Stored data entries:
------------------------------------------------------------------------

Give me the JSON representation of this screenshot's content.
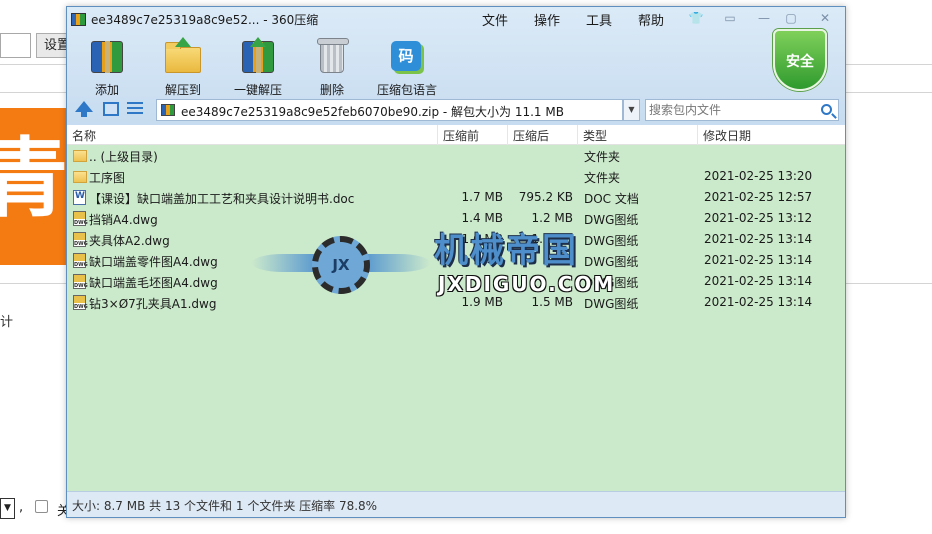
{
  "background": {
    "button_label": "设置",
    "banner_text": "青",
    "side_text": "计",
    "select_arrow": "▼",
    "comma": ",",
    "footer_char": "关"
  },
  "window": {
    "title": "ee3489c7e25319a8c9e52... - 360压缩",
    "menu": [
      "文件",
      "操作",
      "工具",
      "帮助"
    ],
    "controls": {
      "skin": "👕",
      "feedback": "▭",
      "minimize": "—",
      "maximize": "▢",
      "close": "✕"
    }
  },
  "toolbar": [
    {
      "label": "添加",
      "icon": "add-archive-icon"
    },
    {
      "label": "解压到",
      "icon": "extract-to-icon"
    },
    {
      "label": "一键解压",
      "icon": "one-click-extract-icon"
    },
    {
      "label": "删除",
      "icon": "trash-can-icon"
    },
    {
      "label": "压缩包语言",
      "icon": "code-language-icon",
      "glyph": "码"
    }
  ],
  "security_badge": "安全",
  "address": {
    "path": "ee3489c7e25319a8c9e52feb6070be90.zip - 解包大小为 11.1 MB",
    "v_symbol": "V",
    "dropdown": "▼"
  },
  "search": {
    "placeholder": "搜索包内文件"
  },
  "columns": [
    "名称",
    "压缩前",
    "压缩后",
    "类型",
    "修改日期"
  ],
  "files": [
    {
      "name": ".. (上级目录)",
      "before": "",
      "after": "",
      "type": "文件夹",
      "date": "",
      "icon": "folder"
    },
    {
      "name": "工序图",
      "before": "",
      "after": "",
      "type": "文件夹",
      "date": "2021-02-25 13:20",
      "icon": "folder"
    },
    {
      "name": "【课设】缺口端盖加工工艺和夹具设计说明书.doc",
      "before": "1.7 MB",
      "after": "795.2 KB",
      "type": "DOC 文档",
      "date": "2021-02-25 12:57",
      "icon": "doc"
    },
    {
      "name": "挡销A4.dwg",
      "before": "1.4 MB",
      "after": "1.2 MB",
      "type": "DWG图纸",
      "date": "2021-02-25 13:12",
      "icon": "dwg"
    },
    {
      "name": "夹具体A2.dwg",
      "before": "1.6 MB",
      "after": "1.2 MB",
      "type": "DWG图纸",
      "date": "2021-02-25 13:14",
      "icon": "dwg"
    },
    {
      "name": "缺口端盖零件图A4.dwg",
      "before": "",
      "after": "",
      "type": "DWG图纸",
      "date": "2021-02-25 13:14",
      "icon": "dwg"
    },
    {
      "name": "缺口端盖毛坯图A4.dwg",
      "before": "",
      "after": "",
      "type": "DWG图纸",
      "date": "2021-02-25 13:14",
      "icon": "dwg"
    },
    {
      "name": "钻3×Ø7孔夹具A1.dwg",
      "before": "1.9 MB",
      "after": "1.5 MB",
      "type": "DWG图纸",
      "date": "2021-02-25 13:14",
      "icon": "dwg"
    }
  ],
  "status": "大小: 8.7 MB 共 13 个文件和 1 个文件夹 压缩率 78.8%",
  "watermark": {
    "emblem": "JX",
    "cn": "机械帝国",
    "en": "JXDIGUO.COM"
  }
}
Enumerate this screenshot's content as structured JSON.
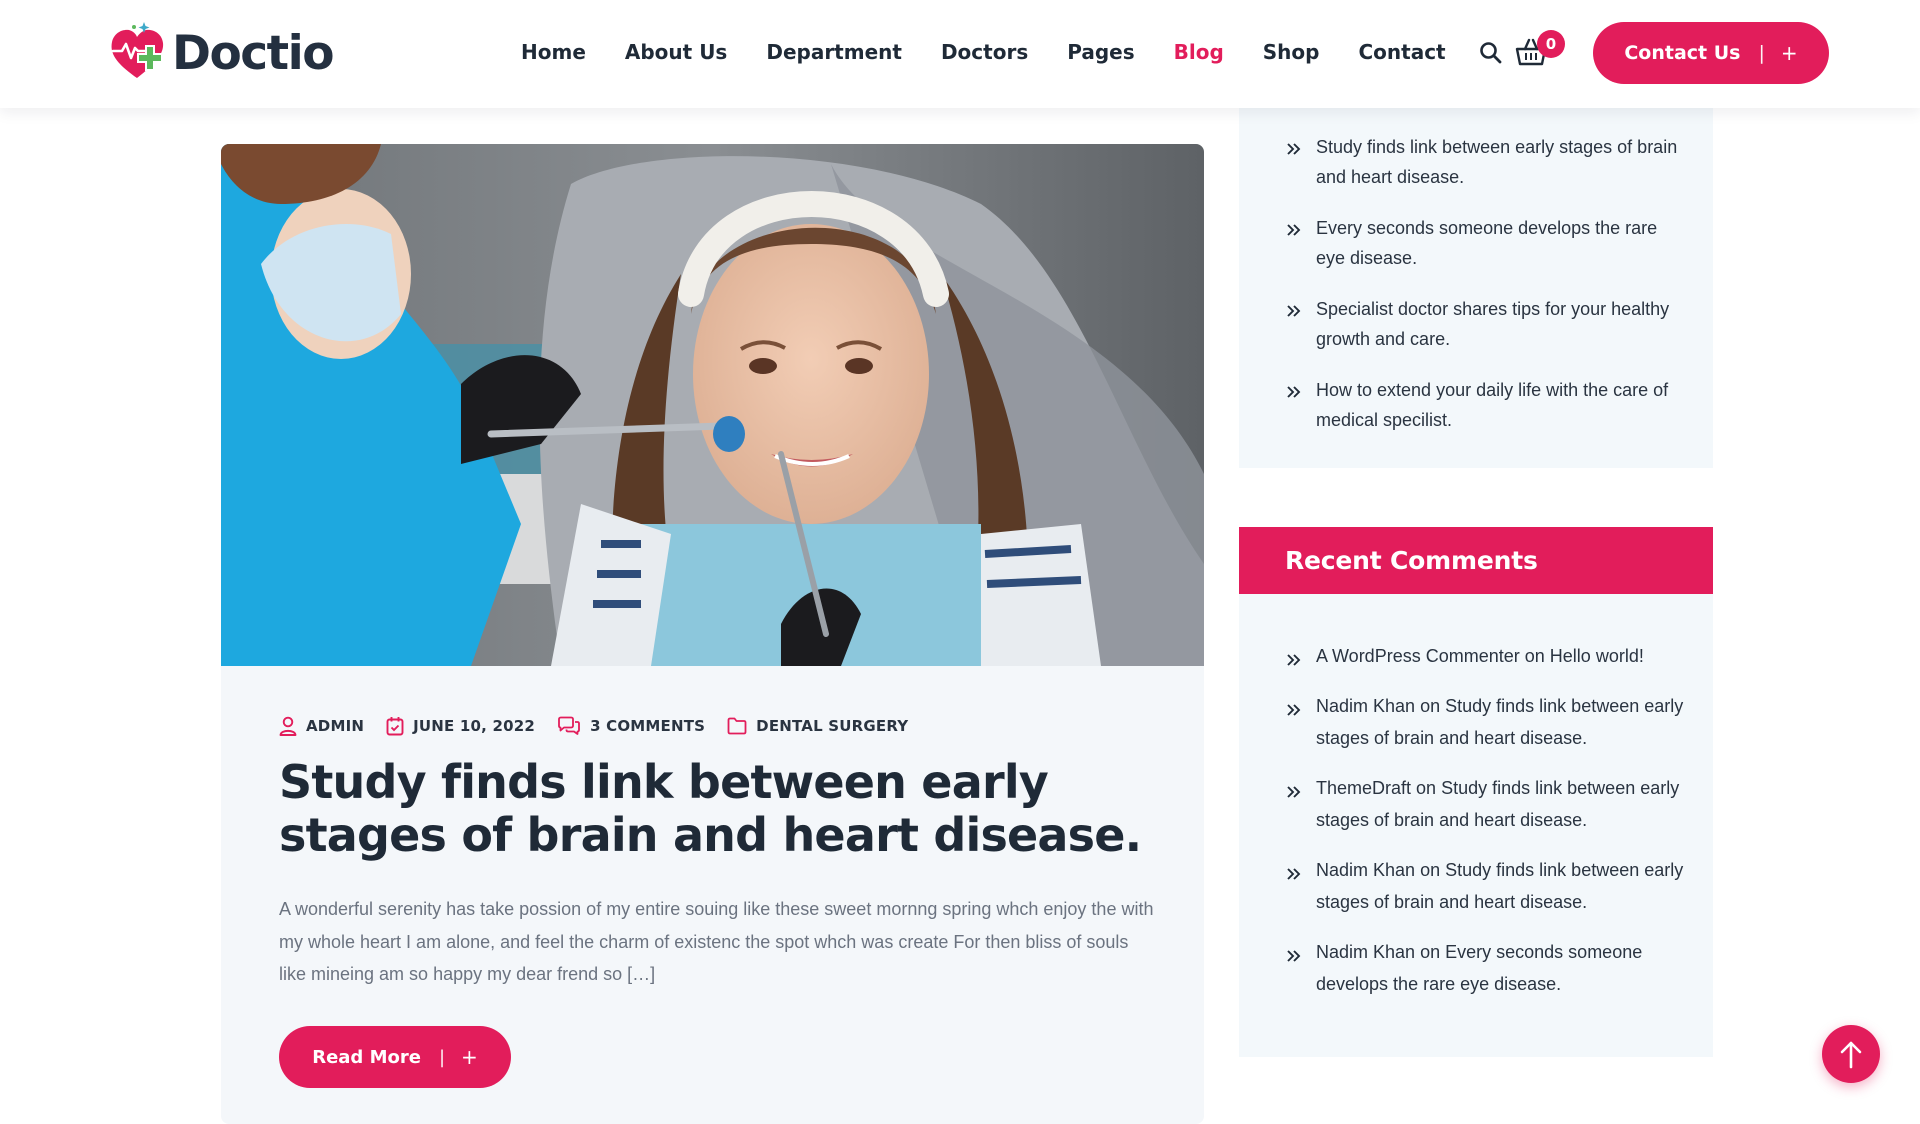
{
  "header": {
    "logo_text": "Doctio",
    "nav": [
      {
        "label": "Home",
        "active": false
      },
      {
        "label": "About Us",
        "active": false
      },
      {
        "label": "Department",
        "active": false
      },
      {
        "label": "Doctors",
        "active": false
      },
      {
        "label": "Pages",
        "active": false
      },
      {
        "label": "Blog",
        "active": true
      },
      {
        "label": "Shop",
        "active": false
      },
      {
        "label": "Contact",
        "active": false
      }
    ],
    "search_icon": "search-icon",
    "cart_icon": "cart-icon",
    "cart_count": "0",
    "contact_button": {
      "label": "Contact Us",
      "separator": "|",
      "plus": "+"
    }
  },
  "post": {
    "image_alt": "Girl smiling in a dental chair while a dentist in a mask examines her teeth",
    "meta": {
      "author": "ADMIN",
      "date": "JUNE 10, 2022",
      "comments": "3 COMMENTS",
      "category": "DENTAL SURGERY"
    },
    "title": "Study finds link between early stages of brain and heart disease.",
    "excerpt": "A wonderful serenity has take possion of my entire souing like these sweet mornng spring whch enjoy the with my whole heart I am alone, and feel the charm of existenc the spot whch was create For then bliss of souls like mineing am so happy my dear frend so […]",
    "read_more": {
      "label": "Read More",
      "separator": "|",
      "plus": "+"
    }
  },
  "sidebar": {
    "recent_posts": [
      "Study finds link between early stages of brain and heart disease.",
      "Every seconds someone develops the rare eye disease.",
      "Specialist doctor shares tips for your healthy growth and care.",
      "How to extend your daily life with the care of medical specilist."
    ],
    "recent_comments_title": "Recent Comments",
    "recent_comments": [
      {
        "author": "A WordPress Commenter",
        "on": "on",
        "post": "Hello world!"
      },
      {
        "author": "Nadim Khan",
        "on": "on",
        "post": "Study finds link between early stages of brain and heart disease."
      },
      {
        "author": "ThemeDraft",
        "on": "on",
        "post": "Study finds link between early stages of brain and heart disease."
      },
      {
        "author": "Nadim Khan",
        "on": "on",
        "post": "Study finds link between early stages of brain and heart disease."
      },
      {
        "author": "Nadim Khan",
        "on": "on",
        "post": "Every seconds someone develops the rare eye disease."
      }
    ]
  },
  "back_to_top_icon": "arrow-up-icon",
  "colors": {
    "accent": "#e21d5b",
    "heading": "#1f2a37",
    "body_text": "#6b7380",
    "card_bg": "#f4f7fa",
    "sidebar_bg": "#f3f8fb"
  }
}
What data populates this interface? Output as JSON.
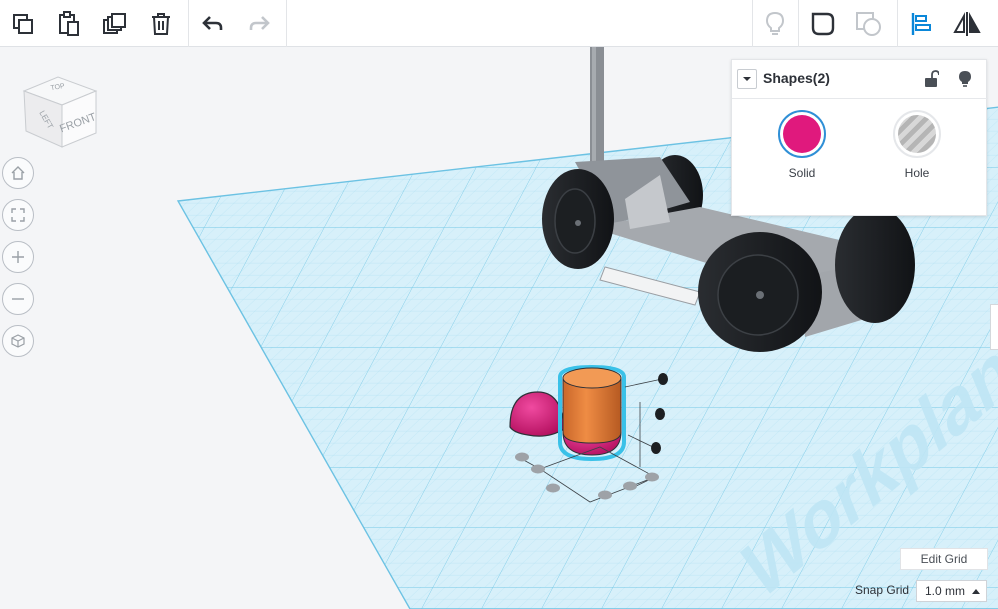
{
  "app": {
    "toolbar": {
      "left_tools": [
        {
          "icon": "copy-icon",
          "label": "Copy"
        },
        {
          "icon": "paste-icon",
          "label": "Paste"
        },
        {
          "icon": "duplicate-icon",
          "label": "Duplicate"
        },
        {
          "icon": "trash-icon",
          "label": "Delete"
        }
      ],
      "history_tools": [
        {
          "icon": "undo-icon",
          "enabled": true
        },
        {
          "icon": "redo-icon",
          "enabled": false
        }
      ],
      "right_tools": [
        {
          "icon": "lightbulb-icon",
          "enabled": false
        },
        {
          "icon": "group-icon",
          "enabled": true
        },
        {
          "icon": "ungroup-icon",
          "enabled": false
        },
        {
          "icon": "align-icon",
          "enabled": true
        },
        {
          "icon": "mirror-icon",
          "enabled": true
        }
      ]
    },
    "viewcube": {
      "top": "TOP",
      "front": "FRONT",
      "left": "LEFT"
    },
    "nav_buttons": [
      "home-icon",
      "fit-view-icon",
      "zoom-in-icon",
      "zoom-out-icon",
      "perspective-icon"
    ],
    "shapes_panel": {
      "title": "Shapes(2)",
      "solid_label": "Solid",
      "hole_label": "Hole",
      "solid_color": "#e0197d",
      "hole_color": "#b9b9b9"
    },
    "workplane": {
      "watermark": "Workplane",
      "grid_color": "#8fd3ec",
      "plane_color": "#d8f1fb"
    },
    "bottom_controls": {
      "edit_grid_label": "Edit Grid",
      "snap_grid_label": "Snap Grid",
      "snap_grid_value": "1.0 mm"
    },
    "colors": {
      "accent": "#0a87d9",
      "selected_orange": "#ef8c44",
      "magenta": "#e0197d"
    }
  }
}
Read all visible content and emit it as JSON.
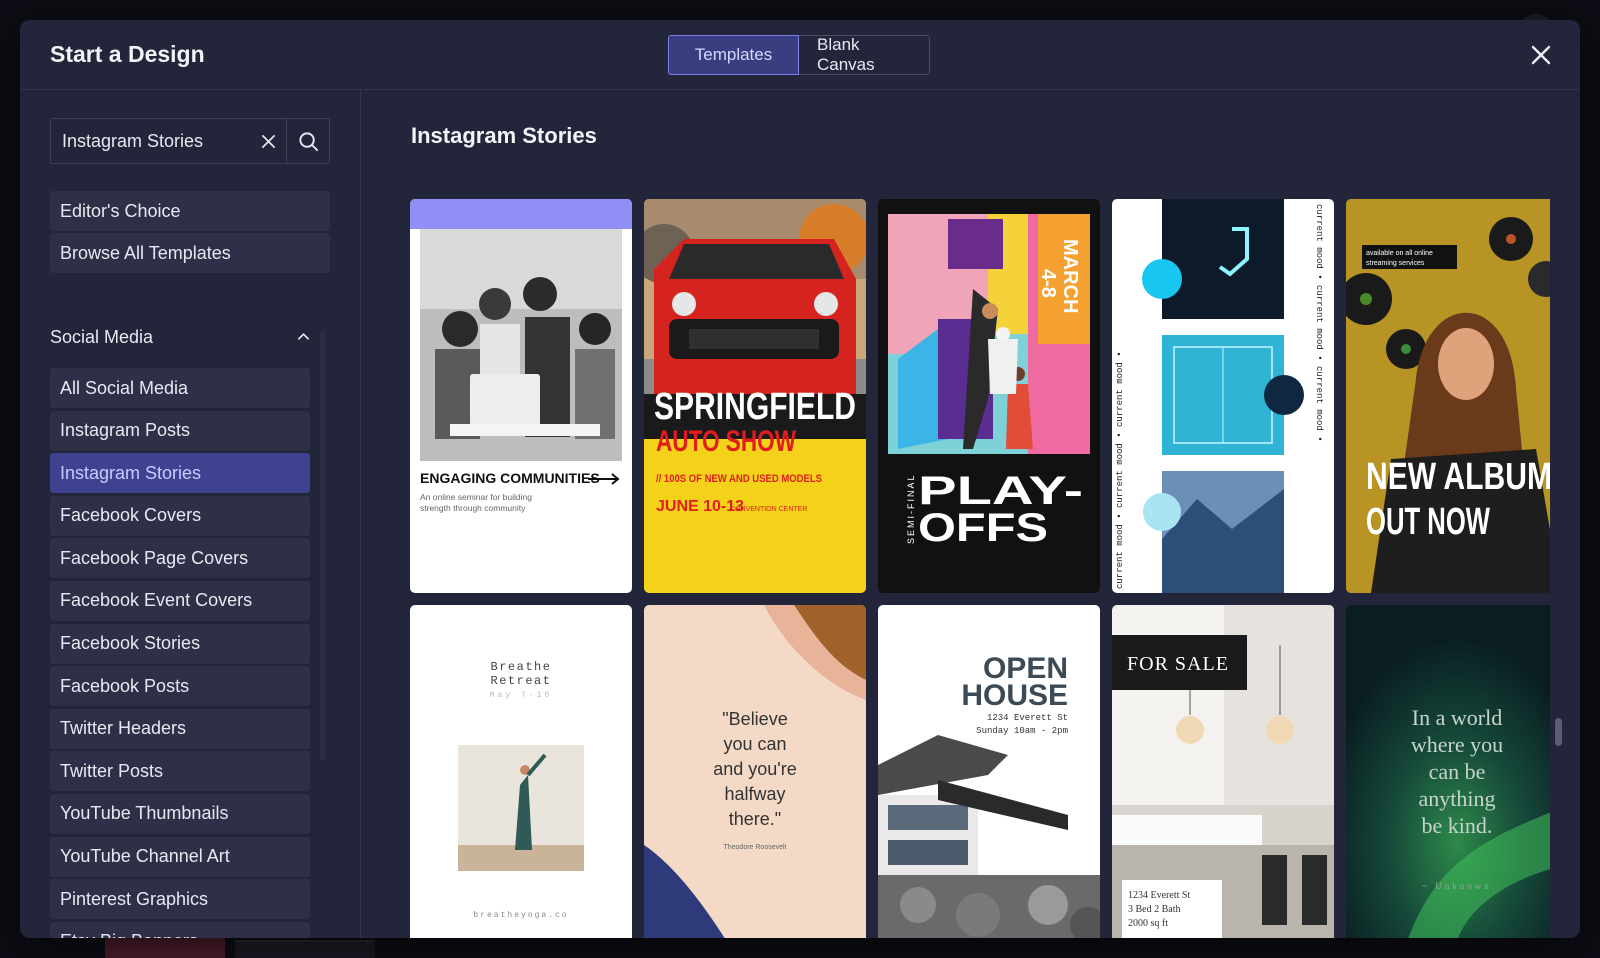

------------------------------------------------------------------------

### STATED TASK
The records above are to be reproduced exactly; the pictures are to be left out.

### WRITTEN REPLY
Give me the JSON representation of this screenshot's content.
{
  "background": {
    "button_label": "设置",
    "banner_text": "青",
    "side_text": "计",
    "select_arrow": "▼",
    "comma": ",",
    "footer_char": "关"
  },
  "window": {
    "title": "ee3489c7e25319a8c9e52... - 360压缩",
    "menu": [
      "文件",
      "操作",
      "工具",
      "帮助"
    ],
    "controls": {
      "skin": "👕",
      "feedback": "▭",
      "minimize": "—",
      "maximize": "▢",
      "close": "✕"
    }
  },
  "toolbar": [
    {
      "label": "添加",
      "icon": "add-archive-icon"
    },
    {
      "label": "解压到",
      "icon": "extract-to-icon"
    },
    {
      "label": "一键解压",
      "icon": "one-click-extract-icon"
    },
    {
      "label": "删除",
      "icon": "trash-can-icon"
    },
    {
      "label": "压缩包语言",
      "icon": "code-language-icon",
      "glyph": "码"
    }
  ],
  "security_badge": "安全",
  "address": {
    "path": "ee3489c7e25319a8c9e52feb6070be90.zip - 解包大小为 11.1 MB",
    "v_symbol": "V",
    "dropdown": "▼"
  },
  "search": {
    "placeholder": "搜索包内文件"
  },
  "columns": [
    "名称",
    "压缩前",
    "压缩后",
    "类型",
    "修改日期"
  ],
  "files": [
    {
      "name": ".. (上级目录)",
      "before": "",
      "after": "",
      "type": "文件夹",
      "date": "",
      "icon": "folder"
    },
    {
      "name": "工序图",
      "before": "",
      "after": "",
      "type": "文件夹",
      "date": "2021-02-25 13:20",
      "icon": "folder"
    },
    {
      "name": "【课设】缺口端盖加工工艺和夹具设计说明书.doc",
      "before": "1.7 MB",
      "after": "795.2 KB",
      "type": "DOC 文档",
      "date": "2021-02-25 12:57",
      "icon": "doc"
    },
    {
      "name": "挡销A4.dwg",
      "before": "1.4 MB",
      "after": "1.2 MB",
      "type": "DWG图纸",
      "date": "2021-02-25 13:12",
      "icon": "dwg"
    },
    {
      "name": "夹具体A2.dwg",
      "before": "1.6 MB",
      "after": "1.2 MB",
      "type": "DWG图纸",
      "date": "2021-02-25 13:14",
      "icon": "dwg"
    },
    {
      "name": "缺口端盖零件图A4.dwg",
      "before": "",
      "after": "",
      "type": "DWG图纸",
      "date": "2021-02-25 13:14",
      "icon": "dwg"
    },
    {
      "name": "缺口端盖毛坯图A4.dwg",
      "before": "",
      "after": "",
      "type": "DWG图纸",
      "date": "2021-02-25 13:14",
      "icon": "dwg"
    },
    {
      "name": "钻3×Ø7孔夹具A1.dwg",
      "before": "1.9 MB",
      "after": "1.5 MB",
      "type": "DWG图纸",
      "date": "2021-02-25 13:14",
      "icon": "dwg"
    }
  ],
  "status": "大小: 8.7 MB 共 13 个文件和 1 个文件夹 压缩率 78.8%",
  "watermark": {
    "emblem": "JX",
    "cn": "机械帝国",
    "en": "JXDIGUO.COM"
  }
}
Enumerate this screenshot's content as structured JSON.
{
  "header": {
    "logo_text": "Doctio",
    "nav": [
      {
        "label": "Home",
        "active": false
      },
      {
        "label": "About Us",
        "active": false
      },
      {
        "label": "Department",
        "active": false
      },
      {
        "label": "Doctors",
        "active": false
      },
      {
        "label": "Pages",
        "active": false
      },
      {
        "label": "Blog",
        "active": true
      },
      {
        "label": "Shop",
        "active": false
      },
      {
        "label": "Contact",
        "active": false
      }
    ],
    "search_icon": "search-icon",
    "cart_icon": "cart-icon",
    "cart_count": "0",
    "contact_button": {
      "label": "Contact Us",
      "separator": "|",
      "plus": "+"
    }
  },
  "post": {
    "image_alt": "Girl smiling in a dental chair while a dentist in a mask examines her teeth",
    "meta": {
      "author": "ADMIN",
      "date": "JUNE 10, 2022",
      "comments": "3 COMMENTS",
      "category": "DENTAL SURGERY"
    },
    "title": "Study finds link between early stages of brain and heart disease.",
    "excerpt": "A wonderful serenity has take possion of my entire souing like these sweet mornng spring whch enjoy the with my whole heart I am alone, and feel the charm of existenc the spot whch was create For then bliss of souls like mineing am so happy my dear frend so […]",
    "read_more": {
      "label": "Read More",
      "separator": "|",
      "plus": "+"
    }
  },
  "sidebar": {
    "recent_posts": [
      "Study finds link between early stages of brain and heart disease.",
      "Every seconds someone develops the rare eye disease.",
      "Specialist doctor shares tips for your healthy growth and care.",
      "How to extend your daily life with the care of medical specilist."
    ],
    "recent_comments_title": "Recent Comments",
    "recent_comments": [
      {
        "author": "A WordPress Commenter",
        "on": "on",
        "post": "Hello world!"
      },
      {
        "author": "Nadim Khan",
        "on": "on",
        "post": "Study finds link between early stages of brain and heart disease."
      },
      {
        "author": "ThemeDraft",
        "on": "on",
        "post": "Study finds link between early stages of brain and heart disease."
      },
      {
        "author": "Nadim Khan",
        "on": "on",
        "post": "Study finds link between early stages of brain and heart disease."
      },
      {
        "author": "Nadim Khan",
        "on": "on",
        "post": "Every seconds someone develops the rare eye disease."
      }
    ]
  },
  "back_to_top_icon": "arrow-up-icon",
  "colors": {
    "accent": "#e21d5b",
    "heading": "#1f2a37",
    "body_text": "#6b7380",
    "card_bg": "#f4f7fa",
    "sidebar_bg": "#f3f8fb"
  }
}
What data populates this interface? Output as JSON.
{
  "app": {
    "toolbar": {
      "left_tools": [
        {
          "icon": "copy-icon",
          "label": "Copy"
        },
        {
          "icon": "paste-icon",
          "label": "Paste"
        },
        {
          "icon": "duplicate-icon",
          "label": "Duplicate"
        },
        {
          "icon": "trash-icon",
          "label": "Delete"
        }
      ],
      "history_tools": [
        {
          "icon": "undo-icon",
          "enabled": true
        },
        {
          "icon": "redo-icon",
          "enabled": false
        }
      ],
      "right_tools": [
        {
          "icon": "lightbulb-icon",
          "enabled": false
        },
        {
          "icon": "group-icon",
          "enabled": true
        },
        {
          "icon": "ungroup-icon",
          "enabled": false
        },
        {
          "icon": "align-icon",
          "enabled": true
        },
        {
          "icon": "mirror-icon",
          "enabled": true
        }
      ]
    },
    "viewcube": {
      "top": "TOP",
      "front": "FRONT",
      "left": "LEFT"
    },
    "nav_buttons": [
      "home-icon",
      "fit-view-icon",
      "zoom-in-icon",
      "zoom-out-icon",
      "perspective-icon"
    ],
    "shapes_panel": {
      "title": "Shapes(2)",
      "solid_label": "Solid",
      "hole_label": "Hole",
      "solid_color": "#e0197d",
      "hole_color": "#b9b9b9"
    },
    "workplane": {
      "watermark": "Workplane",
      "grid_color": "#8fd3ec",
      "plane_color": "#d8f1fb"
    },
    "bottom_controls": {
      "edit_grid_label": "Edit Grid",
      "snap_grid_label": "Snap Grid",
      "snap_grid_value": "1.0 mm"
    },
    "colors": {
      "accent": "#0a87d9",
      "selected_orange": "#ef8c44",
      "magenta": "#e0197d"
    }
  }
}
Read all visible content and emit it as JSON.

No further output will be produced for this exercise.